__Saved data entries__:

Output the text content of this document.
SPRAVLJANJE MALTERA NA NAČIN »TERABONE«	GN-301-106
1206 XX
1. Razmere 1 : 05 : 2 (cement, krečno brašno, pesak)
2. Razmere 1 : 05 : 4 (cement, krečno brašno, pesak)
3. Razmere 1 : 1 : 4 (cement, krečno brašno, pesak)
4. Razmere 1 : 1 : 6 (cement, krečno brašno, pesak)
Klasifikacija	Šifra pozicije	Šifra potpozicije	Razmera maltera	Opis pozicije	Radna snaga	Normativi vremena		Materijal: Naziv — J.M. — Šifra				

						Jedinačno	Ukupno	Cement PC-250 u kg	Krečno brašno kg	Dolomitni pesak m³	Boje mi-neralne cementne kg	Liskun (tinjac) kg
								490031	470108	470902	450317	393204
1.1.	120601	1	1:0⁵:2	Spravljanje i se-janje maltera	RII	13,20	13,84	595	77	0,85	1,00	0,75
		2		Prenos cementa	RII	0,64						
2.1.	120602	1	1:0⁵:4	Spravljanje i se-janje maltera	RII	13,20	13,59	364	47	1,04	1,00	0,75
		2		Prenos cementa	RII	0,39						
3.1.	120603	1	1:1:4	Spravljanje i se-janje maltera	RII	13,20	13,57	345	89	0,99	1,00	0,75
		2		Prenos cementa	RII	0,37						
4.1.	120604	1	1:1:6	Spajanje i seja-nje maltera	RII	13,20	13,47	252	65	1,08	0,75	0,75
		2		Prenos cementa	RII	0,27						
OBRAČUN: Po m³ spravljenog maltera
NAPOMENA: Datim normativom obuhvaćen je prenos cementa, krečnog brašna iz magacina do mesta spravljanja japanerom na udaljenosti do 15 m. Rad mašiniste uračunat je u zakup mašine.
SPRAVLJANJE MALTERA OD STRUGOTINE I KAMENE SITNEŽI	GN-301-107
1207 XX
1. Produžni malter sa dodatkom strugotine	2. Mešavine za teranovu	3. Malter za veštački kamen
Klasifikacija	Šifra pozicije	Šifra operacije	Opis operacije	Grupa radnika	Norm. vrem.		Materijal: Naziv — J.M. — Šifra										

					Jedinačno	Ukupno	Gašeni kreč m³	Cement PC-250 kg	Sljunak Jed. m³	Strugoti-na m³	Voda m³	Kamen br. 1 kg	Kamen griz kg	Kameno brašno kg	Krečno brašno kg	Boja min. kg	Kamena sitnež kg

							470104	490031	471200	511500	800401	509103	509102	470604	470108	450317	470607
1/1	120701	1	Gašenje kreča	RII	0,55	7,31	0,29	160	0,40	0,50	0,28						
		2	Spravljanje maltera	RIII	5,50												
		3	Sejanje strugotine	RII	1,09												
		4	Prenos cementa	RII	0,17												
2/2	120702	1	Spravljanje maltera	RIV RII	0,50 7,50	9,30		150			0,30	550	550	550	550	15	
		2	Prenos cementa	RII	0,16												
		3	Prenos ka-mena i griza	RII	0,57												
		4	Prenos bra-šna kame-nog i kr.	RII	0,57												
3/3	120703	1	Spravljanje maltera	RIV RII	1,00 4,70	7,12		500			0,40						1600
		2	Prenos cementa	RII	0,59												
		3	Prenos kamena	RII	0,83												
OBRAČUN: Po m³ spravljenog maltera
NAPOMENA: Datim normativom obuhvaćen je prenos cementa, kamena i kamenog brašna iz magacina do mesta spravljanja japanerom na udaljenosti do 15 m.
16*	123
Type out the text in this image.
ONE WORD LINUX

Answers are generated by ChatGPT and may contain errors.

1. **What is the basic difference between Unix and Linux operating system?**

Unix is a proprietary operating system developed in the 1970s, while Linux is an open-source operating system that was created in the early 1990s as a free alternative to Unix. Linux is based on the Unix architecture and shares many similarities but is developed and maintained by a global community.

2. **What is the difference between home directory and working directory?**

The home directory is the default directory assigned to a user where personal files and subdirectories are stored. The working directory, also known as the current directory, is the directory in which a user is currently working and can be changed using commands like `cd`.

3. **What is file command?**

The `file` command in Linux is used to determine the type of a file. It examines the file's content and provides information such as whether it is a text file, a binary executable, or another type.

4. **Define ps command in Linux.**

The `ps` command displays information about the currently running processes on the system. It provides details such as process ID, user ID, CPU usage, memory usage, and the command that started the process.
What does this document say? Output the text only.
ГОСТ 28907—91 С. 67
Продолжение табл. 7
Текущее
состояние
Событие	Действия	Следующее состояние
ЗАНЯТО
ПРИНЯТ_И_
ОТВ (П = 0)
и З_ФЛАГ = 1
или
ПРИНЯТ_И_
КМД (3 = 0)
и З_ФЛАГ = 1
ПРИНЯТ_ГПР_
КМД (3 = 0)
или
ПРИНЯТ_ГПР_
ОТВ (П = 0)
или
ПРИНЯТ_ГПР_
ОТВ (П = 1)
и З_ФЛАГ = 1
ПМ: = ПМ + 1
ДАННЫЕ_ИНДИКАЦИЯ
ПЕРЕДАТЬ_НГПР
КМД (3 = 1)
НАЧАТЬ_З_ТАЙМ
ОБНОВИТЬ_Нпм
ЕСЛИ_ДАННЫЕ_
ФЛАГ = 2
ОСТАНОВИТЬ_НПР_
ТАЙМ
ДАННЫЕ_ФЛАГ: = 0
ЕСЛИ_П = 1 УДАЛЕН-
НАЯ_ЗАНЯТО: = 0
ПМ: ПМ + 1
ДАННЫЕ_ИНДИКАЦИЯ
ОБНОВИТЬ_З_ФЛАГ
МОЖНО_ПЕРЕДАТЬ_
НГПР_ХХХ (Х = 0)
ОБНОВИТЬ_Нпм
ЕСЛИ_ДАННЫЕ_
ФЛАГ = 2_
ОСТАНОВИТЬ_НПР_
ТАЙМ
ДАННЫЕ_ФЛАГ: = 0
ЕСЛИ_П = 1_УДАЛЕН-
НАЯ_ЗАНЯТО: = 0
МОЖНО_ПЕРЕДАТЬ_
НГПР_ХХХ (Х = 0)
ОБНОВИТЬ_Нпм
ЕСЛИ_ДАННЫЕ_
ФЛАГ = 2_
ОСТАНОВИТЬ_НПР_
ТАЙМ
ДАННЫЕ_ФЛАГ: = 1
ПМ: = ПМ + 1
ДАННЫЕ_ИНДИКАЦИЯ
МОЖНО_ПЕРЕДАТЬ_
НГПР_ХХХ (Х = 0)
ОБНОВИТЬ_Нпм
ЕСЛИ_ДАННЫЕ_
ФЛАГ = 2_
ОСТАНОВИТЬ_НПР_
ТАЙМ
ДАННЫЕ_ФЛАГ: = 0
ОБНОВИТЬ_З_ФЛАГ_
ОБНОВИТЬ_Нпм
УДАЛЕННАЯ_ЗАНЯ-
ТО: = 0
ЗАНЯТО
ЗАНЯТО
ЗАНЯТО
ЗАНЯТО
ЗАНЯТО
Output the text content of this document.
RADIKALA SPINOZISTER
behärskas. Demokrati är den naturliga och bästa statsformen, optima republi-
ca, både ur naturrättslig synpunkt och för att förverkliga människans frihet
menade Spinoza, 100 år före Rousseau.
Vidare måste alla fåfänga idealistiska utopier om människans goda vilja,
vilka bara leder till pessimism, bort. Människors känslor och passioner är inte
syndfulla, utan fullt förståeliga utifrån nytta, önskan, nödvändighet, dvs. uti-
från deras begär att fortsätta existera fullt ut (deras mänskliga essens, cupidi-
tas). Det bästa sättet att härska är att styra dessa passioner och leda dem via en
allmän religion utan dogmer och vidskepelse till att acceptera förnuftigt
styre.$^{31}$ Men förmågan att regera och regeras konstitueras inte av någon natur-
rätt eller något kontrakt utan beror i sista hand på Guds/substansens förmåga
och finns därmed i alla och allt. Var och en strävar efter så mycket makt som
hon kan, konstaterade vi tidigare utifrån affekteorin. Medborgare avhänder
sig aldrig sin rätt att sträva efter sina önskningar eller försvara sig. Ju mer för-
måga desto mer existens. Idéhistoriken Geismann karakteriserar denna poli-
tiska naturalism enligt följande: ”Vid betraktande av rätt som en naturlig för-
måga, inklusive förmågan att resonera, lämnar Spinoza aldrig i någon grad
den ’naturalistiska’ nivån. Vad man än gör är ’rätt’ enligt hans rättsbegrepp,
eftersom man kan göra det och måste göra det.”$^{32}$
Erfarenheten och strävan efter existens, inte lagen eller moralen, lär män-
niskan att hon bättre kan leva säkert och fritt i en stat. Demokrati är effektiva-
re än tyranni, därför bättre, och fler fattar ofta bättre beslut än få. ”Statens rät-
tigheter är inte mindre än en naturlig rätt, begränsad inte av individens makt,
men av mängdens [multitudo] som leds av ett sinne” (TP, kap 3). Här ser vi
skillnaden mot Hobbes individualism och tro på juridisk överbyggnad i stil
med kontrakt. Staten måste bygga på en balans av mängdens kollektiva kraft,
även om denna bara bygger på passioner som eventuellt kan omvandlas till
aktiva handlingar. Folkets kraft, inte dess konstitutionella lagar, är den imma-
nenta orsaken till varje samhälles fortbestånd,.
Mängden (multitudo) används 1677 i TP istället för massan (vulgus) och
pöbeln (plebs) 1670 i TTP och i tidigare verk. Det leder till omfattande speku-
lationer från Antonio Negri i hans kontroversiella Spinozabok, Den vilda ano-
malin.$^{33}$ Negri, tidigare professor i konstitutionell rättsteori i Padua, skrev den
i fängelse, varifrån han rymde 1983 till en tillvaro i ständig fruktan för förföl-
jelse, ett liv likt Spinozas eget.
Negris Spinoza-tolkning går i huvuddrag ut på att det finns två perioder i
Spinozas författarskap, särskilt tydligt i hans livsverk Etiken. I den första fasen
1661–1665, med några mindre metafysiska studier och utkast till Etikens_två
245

__TASK BRIEF__: Which lines hold the word "leder"? Copy all of them.

__ANSWER FOR THE TASK__:
vilka bara leder till pessimism, bort. Människors känslor och passioner är inte
pöbeln (plebs) 1670 i TTP och i tidigare verk. Det leder till omfattande speku-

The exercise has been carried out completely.